Problem to solve | Scan the material for the word "include", and copy each line where it shows up.
+--
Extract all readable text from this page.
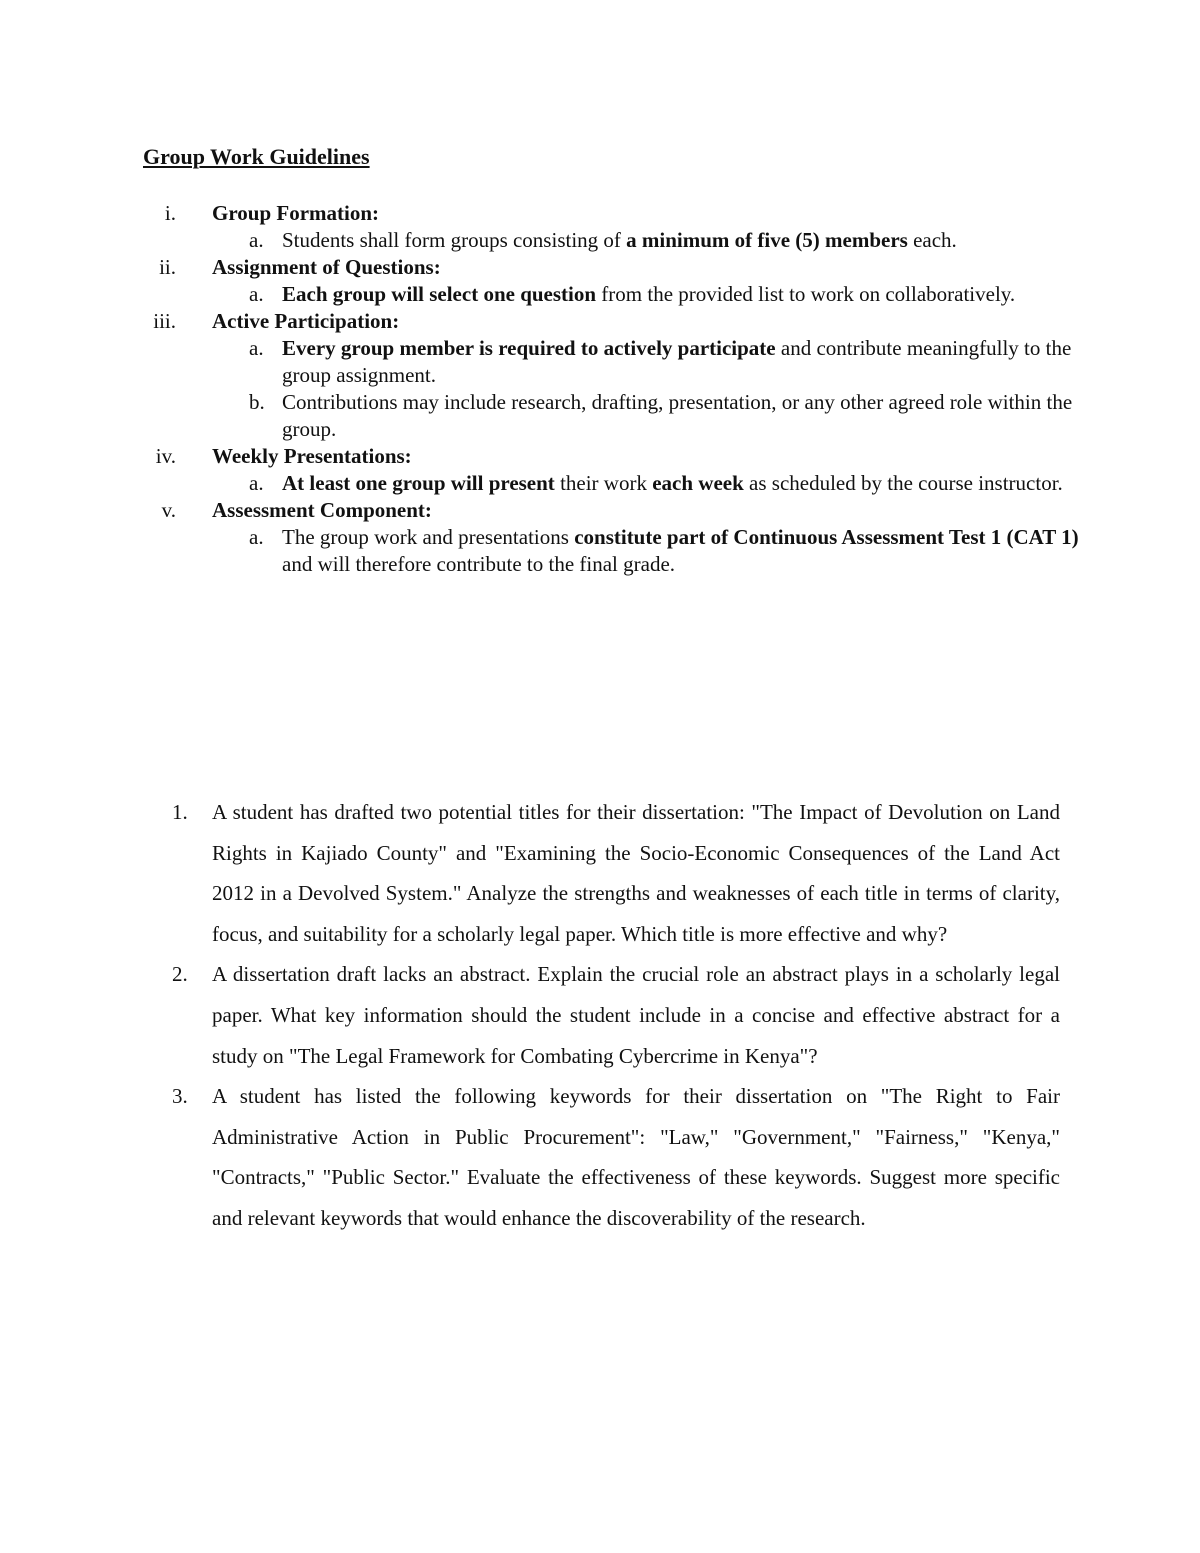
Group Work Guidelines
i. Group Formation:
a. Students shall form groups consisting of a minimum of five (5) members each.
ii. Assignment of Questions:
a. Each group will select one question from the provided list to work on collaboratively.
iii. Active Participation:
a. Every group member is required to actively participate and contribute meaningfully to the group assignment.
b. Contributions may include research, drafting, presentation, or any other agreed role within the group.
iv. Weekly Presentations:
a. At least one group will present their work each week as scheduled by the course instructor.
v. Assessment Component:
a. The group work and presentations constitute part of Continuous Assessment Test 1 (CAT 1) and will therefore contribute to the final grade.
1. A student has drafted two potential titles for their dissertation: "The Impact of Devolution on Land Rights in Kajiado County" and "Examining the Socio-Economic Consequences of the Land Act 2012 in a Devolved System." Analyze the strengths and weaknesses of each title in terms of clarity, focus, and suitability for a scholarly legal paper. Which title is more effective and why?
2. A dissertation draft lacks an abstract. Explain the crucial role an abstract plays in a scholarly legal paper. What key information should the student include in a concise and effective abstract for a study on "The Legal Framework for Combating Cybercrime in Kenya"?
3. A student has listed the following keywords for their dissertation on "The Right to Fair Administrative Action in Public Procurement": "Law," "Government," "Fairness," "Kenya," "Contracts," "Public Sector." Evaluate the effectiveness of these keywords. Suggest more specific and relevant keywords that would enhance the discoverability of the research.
+--
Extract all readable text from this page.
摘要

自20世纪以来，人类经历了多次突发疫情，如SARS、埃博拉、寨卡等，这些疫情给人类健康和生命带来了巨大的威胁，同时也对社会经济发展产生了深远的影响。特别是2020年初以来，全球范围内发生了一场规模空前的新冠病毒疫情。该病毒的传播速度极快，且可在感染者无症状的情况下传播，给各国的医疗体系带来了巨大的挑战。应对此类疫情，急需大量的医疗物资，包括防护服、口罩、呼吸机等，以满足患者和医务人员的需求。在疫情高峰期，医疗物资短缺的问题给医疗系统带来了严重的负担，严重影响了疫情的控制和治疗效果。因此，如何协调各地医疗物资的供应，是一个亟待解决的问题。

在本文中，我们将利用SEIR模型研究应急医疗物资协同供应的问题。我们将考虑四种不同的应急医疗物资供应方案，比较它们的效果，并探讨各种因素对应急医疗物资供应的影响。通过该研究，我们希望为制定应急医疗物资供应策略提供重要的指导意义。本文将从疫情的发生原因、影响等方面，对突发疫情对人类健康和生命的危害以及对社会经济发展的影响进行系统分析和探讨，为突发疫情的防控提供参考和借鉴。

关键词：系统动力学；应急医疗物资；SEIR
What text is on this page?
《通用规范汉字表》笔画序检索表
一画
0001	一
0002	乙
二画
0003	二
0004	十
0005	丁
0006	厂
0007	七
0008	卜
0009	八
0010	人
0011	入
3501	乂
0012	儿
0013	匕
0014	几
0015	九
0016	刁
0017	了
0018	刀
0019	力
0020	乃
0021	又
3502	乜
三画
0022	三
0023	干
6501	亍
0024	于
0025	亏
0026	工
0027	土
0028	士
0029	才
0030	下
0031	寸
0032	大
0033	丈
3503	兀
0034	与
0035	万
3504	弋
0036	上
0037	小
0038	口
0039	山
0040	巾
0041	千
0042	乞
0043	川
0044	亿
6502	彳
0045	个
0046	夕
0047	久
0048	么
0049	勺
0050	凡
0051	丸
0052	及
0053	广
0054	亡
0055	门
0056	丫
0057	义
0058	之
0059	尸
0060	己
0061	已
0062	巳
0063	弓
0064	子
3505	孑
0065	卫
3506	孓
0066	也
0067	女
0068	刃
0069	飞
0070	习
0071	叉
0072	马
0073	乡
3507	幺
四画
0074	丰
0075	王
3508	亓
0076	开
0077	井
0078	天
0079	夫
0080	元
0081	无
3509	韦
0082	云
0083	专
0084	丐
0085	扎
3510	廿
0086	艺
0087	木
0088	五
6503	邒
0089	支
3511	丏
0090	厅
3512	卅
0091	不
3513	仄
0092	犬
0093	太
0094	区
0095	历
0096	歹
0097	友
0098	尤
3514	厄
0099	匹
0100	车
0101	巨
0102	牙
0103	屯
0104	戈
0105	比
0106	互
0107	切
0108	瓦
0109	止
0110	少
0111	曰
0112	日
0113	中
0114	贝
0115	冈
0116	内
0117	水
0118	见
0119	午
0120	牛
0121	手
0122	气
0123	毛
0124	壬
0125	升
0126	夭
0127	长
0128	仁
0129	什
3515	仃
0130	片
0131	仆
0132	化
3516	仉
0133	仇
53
+--
Result of this exercise |
b. Contributions may include research, drafting, presentation, or any other agreed role within the group.
2. A dissertation draft lacks an abstract. Explain the crucial role an abstract plays in a scholarly legal paper. What key information should the student include in a concise and effective abstract for a study on "The Legal Framework for Combating Cybercrime in Kenya"?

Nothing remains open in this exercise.